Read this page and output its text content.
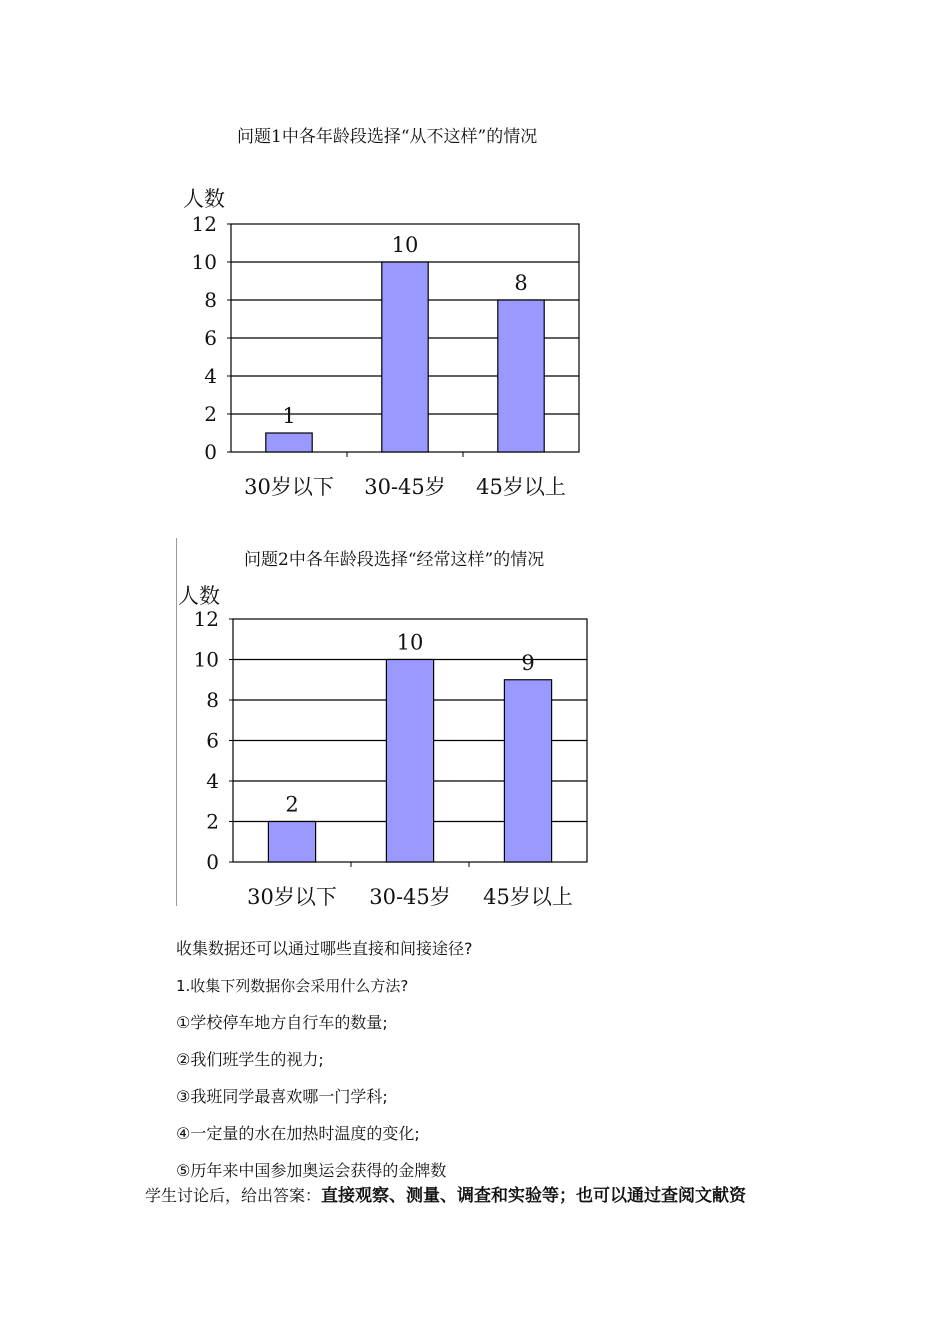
问题1中各年龄段选择“从不这样”的情况
人数
0
2
4
6
8
10
12
1
30岁以下
10
30-45岁
8
45岁以上
问题2中各年龄段选择“经常这样”的情况
人数
0
2
4
6
8
10
12
2
30岁以下
10
30-45岁
9
45岁以上

收集数据还可以通过哪些直接和间接途径?

1.收集下列数据你会采用什么方法?

①学校停车地方自行车的数量;

②我们班学生的视力;

③我班同学最喜欢哪一门学科;

④一定量的水在加热时温度的变化;

⑤历年来中国参加奥运会获得的金牌数

学生讨论后，给出答案：直接观察、测量、调查和实验等；也可以通过查阅文献资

━━━━━━━━

Print the whole listing above once more, word for word, without its pictures.

Task response:
Read this page and output its text content.
问题1中各年龄段选择“从不这样”的情况
人数
0
2
4
6
8
10
12
1
30岁以下
10
30-45岁
8
45岁以上
问题2中各年龄段选择“经常这样”的情况
人数
0
2
4
6
8
10
12
2
30岁以下
10
30-45岁
9
45岁以上

收集数据还可以通过哪些直接和间接途径?

1.收集下列数据你会采用什么方法?

①学校停车地方自行车的数量;

②我们班学生的视力;

③我班同学最喜欢哪一门学科;

④一定量的水在加热时温度的变化;

⑤历年来中国参加奥运会获得的金牌数

学生讨论后，给出答案：直接观察、测量、调查和实验等；也可以通过查阅文献资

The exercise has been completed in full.